__TASK INSTRUCTIONS__
Output each entry below as it stands, leaving out every picture.

<<<<

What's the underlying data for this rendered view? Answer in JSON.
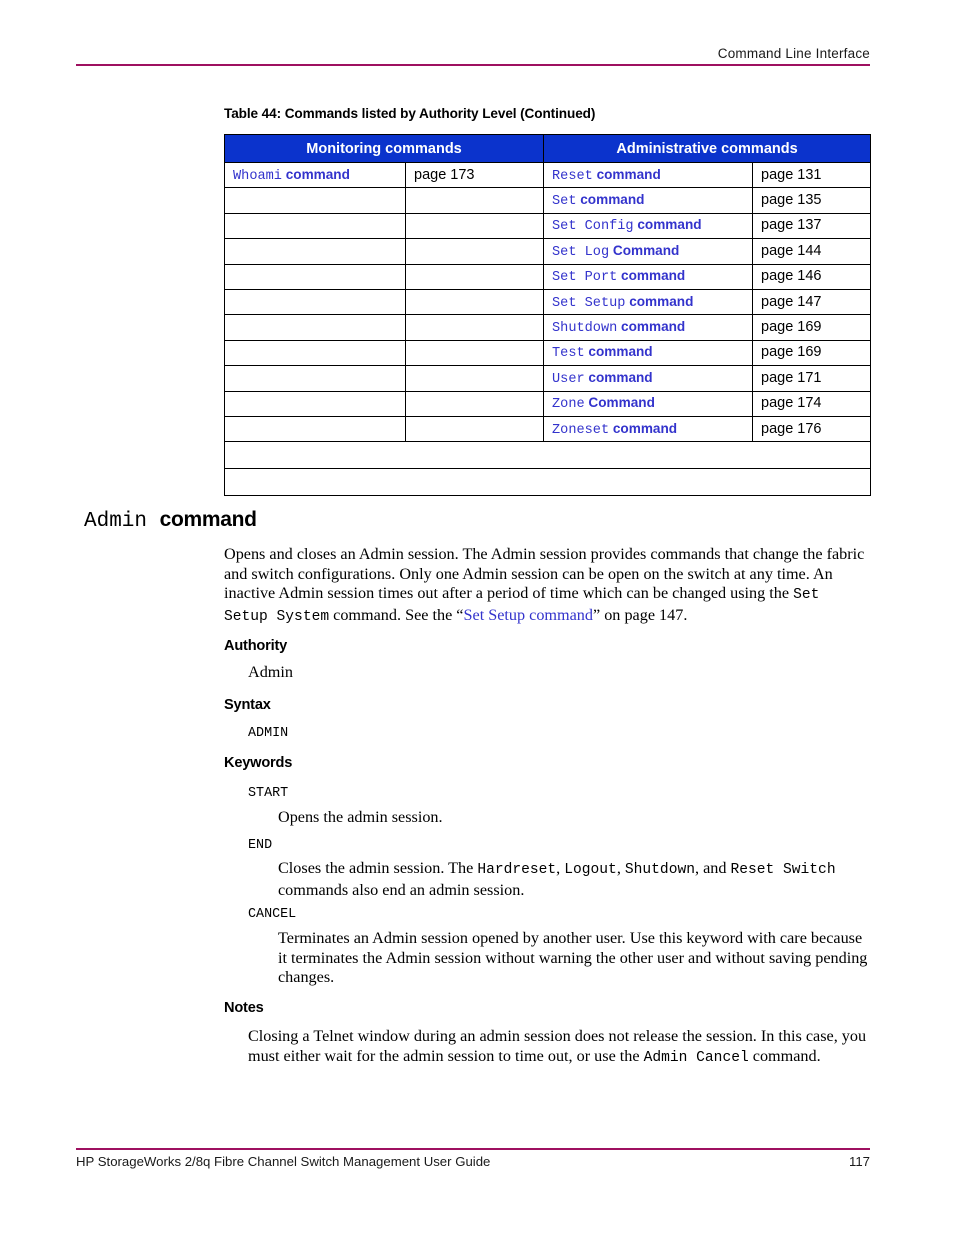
{
  "header": {
    "running_title": "Command Line Interface",
    "rule_color": "#9E1060"
  },
  "table": {
    "caption": "Table 44:  Commands listed by Authority Level (Continued)",
    "header_bg": "#0B33CC",
    "link_color": "#3333CC",
    "columns": [
      {
        "label": "Monitoring commands",
        "span": 2
      },
      {
        "label": "Administrative commands",
        "span": 2
      }
    ],
    "rows": [
      {
        "mon_cmd_mono": "Whoami",
        "mon_cmd_word": "command",
        "mon_page": "page 173",
        "adm_cmd_mono": "Reset",
        "adm_cmd_word": "command",
        "adm_page": "page 131"
      },
      {
        "mon_cmd_mono": "",
        "mon_cmd_word": "",
        "mon_page": "",
        "adm_cmd_mono": "Set",
        "adm_cmd_word": "command",
        "adm_page": "page 135"
      },
      {
        "mon_cmd_mono": "",
        "mon_cmd_word": "",
        "mon_page": "",
        "adm_cmd_mono": "Set Config",
        "adm_cmd_word": "command",
        "adm_page": "page 137"
      },
      {
        "mon_cmd_mono": "",
        "mon_cmd_word": "",
        "mon_page": "",
        "adm_cmd_mono": "Set Log",
        "adm_cmd_word": "Command",
        "adm_page": "page 144"
      },
      {
        "mon_cmd_mono": "",
        "mon_cmd_word": "",
        "mon_page": "",
        "adm_cmd_mono": "Set Port",
        "adm_cmd_word": "command",
        "adm_page": "page 146"
      },
      {
        "mon_cmd_mono": "",
        "mon_cmd_word": "",
        "mon_page": "",
        "adm_cmd_mono": "Set Setup",
        "adm_cmd_word": "command",
        "adm_page": "page 147"
      },
      {
        "mon_cmd_mono": "",
        "mon_cmd_word": "",
        "mon_page": "",
        "adm_cmd_mono": "Shutdown",
        "adm_cmd_word": "command",
        "adm_page": "page 169"
      },
      {
        "mon_cmd_mono": "",
        "mon_cmd_word": "",
        "mon_page": "",
        "adm_cmd_mono": "Test",
        "adm_cmd_word": "command",
        "adm_page": "page 169"
      },
      {
        "mon_cmd_mono": "",
        "mon_cmd_word": "",
        "mon_page": "",
        "adm_cmd_mono": "User",
        "adm_cmd_word": "command",
        "adm_page": "page 171"
      },
      {
        "mon_cmd_mono": "",
        "mon_cmd_word": "",
        "mon_page": "",
        "adm_cmd_mono": "Zone",
        "adm_cmd_word": "Command",
        "adm_page": "page 174"
      },
      {
        "mon_cmd_mono": "",
        "mon_cmd_word": "",
        "mon_page": "",
        "adm_cmd_mono": "Zoneset",
        "adm_cmd_word": "command",
        "adm_page": "page 176"
      }
    ],
    "trailing_blank_rows": 2
  },
  "section": {
    "heading_mono": "Admin",
    "heading_word": "command",
    "intro": {
      "part1": "Opens and closes an Admin session. The Admin session provides commands that change the fabric and switch configurations. Only one Admin session can be open on the switch at any time. An inactive Admin session times out after a period of time which can be changed using the ",
      "code1": "Set Setup System",
      "part2": " command. See the “",
      "xref": "Set Setup command",
      "part3": "” on page 147."
    },
    "authority": {
      "label": "Authority",
      "value": "Admin"
    },
    "syntax": {
      "label": "Syntax",
      "value": "ADMIN"
    },
    "keywords": {
      "label": "Keywords",
      "items": [
        {
          "term": "START",
          "def_part1": "Opens the admin session.",
          "code1": "",
          "def_part2": "",
          "code2": "",
          "def_part3": "",
          "code3": "",
          "def_part4": "",
          "code4": "",
          "def_part5": ""
        },
        {
          "term": "END",
          "def_part1": "Closes the admin session. The ",
          "code1": "Hardreset",
          "def_part2": ", ",
          "code2": "Logout",
          "def_part3": ", ",
          "code3": "Shutdown",
          "def_part4": ", and ",
          "code4": "Reset Switch",
          "def_part5": " commands also end an admin session."
        },
        {
          "term": "CANCEL",
          "def_part1": "Terminates an Admin session opened by another user. Use this keyword with care because it terminates the Admin session without warning the other user and without saving pending changes.",
          "code1": "",
          "def_part2": "",
          "code2": "",
          "def_part3": "",
          "code3": "",
          "def_part4": "",
          "code4": "",
          "def_part5": ""
        }
      ]
    },
    "notes": {
      "label": "Notes",
      "part1": "Closing a Telnet window during an admin session does not release the session. In this case, you must either wait for the admin session to time out, or use the ",
      "code1": "Admin Cancel",
      "part2": " command."
    }
  },
  "footer": {
    "guide_title": "HP StorageWorks 2/8q Fibre Channel Switch Management User Guide",
    "page_number": "117"
  }
}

>>>>

__ANSWER TO THIS PROBLEM__
What's the underlying data for this rendered view? Answer in JSON.
{
  "header": {
    "running_title": "Command Line Interface",
    "rule_color": "#9E1060"
  },
  "table": {
    "caption": "Table 44:  Commands listed by Authority Level (Continued)",
    "header_bg": "#0B33CC",
    "link_color": "#3333CC",
    "columns": [
      {
        "label": "Monitoring commands",
        "span": 2
      },
      {
        "label": "Administrative commands",
        "span": 2
      }
    ],
    "rows": [
      {
        "mon_cmd_mono": "Whoami",
        "mon_cmd_word": "command",
        "mon_page": "page 173",
        "adm_cmd_mono": "Reset",
        "adm_cmd_word": "command",
        "adm_page": "page 131"
      },
      {
        "mon_cmd_mono": "",
        "mon_cmd_word": "",
        "mon_page": "",
        "adm_cmd_mono": "Set",
        "adm_cmd_word": "command",
        "adm_page": "page 135"
      },
      {
        "mon_cmd_mono": "",
        "mon_cmd_word": "",
        "mon_page": "",
        "adm_cmd_mono": "Set Config",
        "adm_cmd_word": "command",
        "adm_page": "page 137"
      },
      {
        "mon_cmd_mono": "",
        "mon_cmd_word": "",
        "mon_page": "",
        "adm_cmd_mono": "Set Log",
        "adm_cmd_word": "Command",
        "adm_page": "page 144"
      },
      {
        "mon_cmd_mono": "",
        "mon_cmd_word": "",
        "mon_page": "",
        "adm_cmd_mono": "Set Port",
        "adm_cmd_word": "command",
        "adm_page": "page 146"
      },
      {
        "mon_cmd_mono": "",
        "mon_cmd_word": "",
        "mon_page": "",
        "adm_cmd_mono": "Set Setup",
        "adm_cmd_word": "command",
        "adm_page": "page 147"
      },
      {
        "mon_cmd_mono": "",
        "mon_cmd_word": "",
        "mon_page": "",
        "adm_cmd_mono": "Shutdown",
        "adm_cmd_word": "command",
        "adm_page": "page 169"
      },
      {
        "mon_cmd_mono": "",
        "mon_cmd_word": "",
        "mon_page": "",
        "adm_cmd_mono": "Test",
        "adm_cmd_word": "command",
        "adm_page": "page 169"
      },
      {
        "mon_cmd_mono": "",
        "mon_cmd_word": "",
        "mon_page": "",
        "adm_cmd_mono": "User",
        "adm_cmd_word": "command",
        "adm_page": "page 171"
      },
      {
        "mon_cmd_mono": "",
        "mon_cmd_word": "",
        "mon_page": "",
        "adm_cmd_mono": "Zone",
        "adm_cmd_word": "Command",
        "adm_page": "page 174"
      },
      {
        "mon_cmd_mono": "",
        "mon_cmd_word": "",
        "mon_page": "",
        "adm_cmd_mono": "Zoneset",
        "adm_cmd_word": "command",
        "adm_page": "page 176"
      }
    ],
    "trailing_blank_rows": 2
  },
  "section": {
    "heading_mono": "Admin",
    "heading_word": "command",
    "intro": {
      "part1": "Opens and closes an Admin session. The Admin session provides commands that change the fabric and switch configurations. Only one Admin session can be open on the switch at any time. An inactive Admin session times out after a period of time which can be changed using the ",
      "code1": "Set Setup System",
      "part2": " command. See the “",
      "xref": "Set Setup command",
      "part3": "” on page 147."
    },
    "authority": {
      "label": "Authority",
      "value": "Admin"
    },
    "syntax": {
      "label": "Syntax",
      "value": "ADMIN"
    },
    "keywords": {
      "label": "Keywords",
      "items": [
        {
          "term": "START",
          "def_part1": "Opens the admin session.",
          "code1": "",
          "def_part2": "",
          "code2": "",
          "def_part3": "",
          "code3": "",
          "def_part4": "",
          "code4": "",
          "def_part5": ""
        },
        {
          "term": "END",
          "def_part1": "Closes the admin session. The ",
          "code1": "Hardreset",
          "def_part2": ", ",
          "code2": "Logout",
          "def_part3": ", ",
          "code3": "Shutdown",
          "def_part4": ", and ",
          "code4": "Reset Switch",
          "def_part5": " commands also end an admin session."
        },
        {
          "term": "CANCEL",
          "def_part1": "Terminates an Admin session opened by another user. Use this keyword with care because it terminates the Admin session without warning the other user and without saving pending changes.",
          "code1": "",
          "def_part2": "",
          "code2": "",
          "def_part3": "",
          "code3": "",
          "def_part4": "",
          "code4": "",
          "def_part5": ""
        }
      ]
    },
    "notes": {
      "label": "Notes",
      "part1": "Closing a Telnet window during an admin session does not release the session. In this case, you must either wait for the admin session to time out, or use the ",
      "code1": "Admin Cancel",
      "part2": " command."
    }
  },
  "footer": {
    "guide_title": "HP StorageWorks 2/8q Fibre Channel Switch Management User Guide",
    "page_number": "117"
  }
}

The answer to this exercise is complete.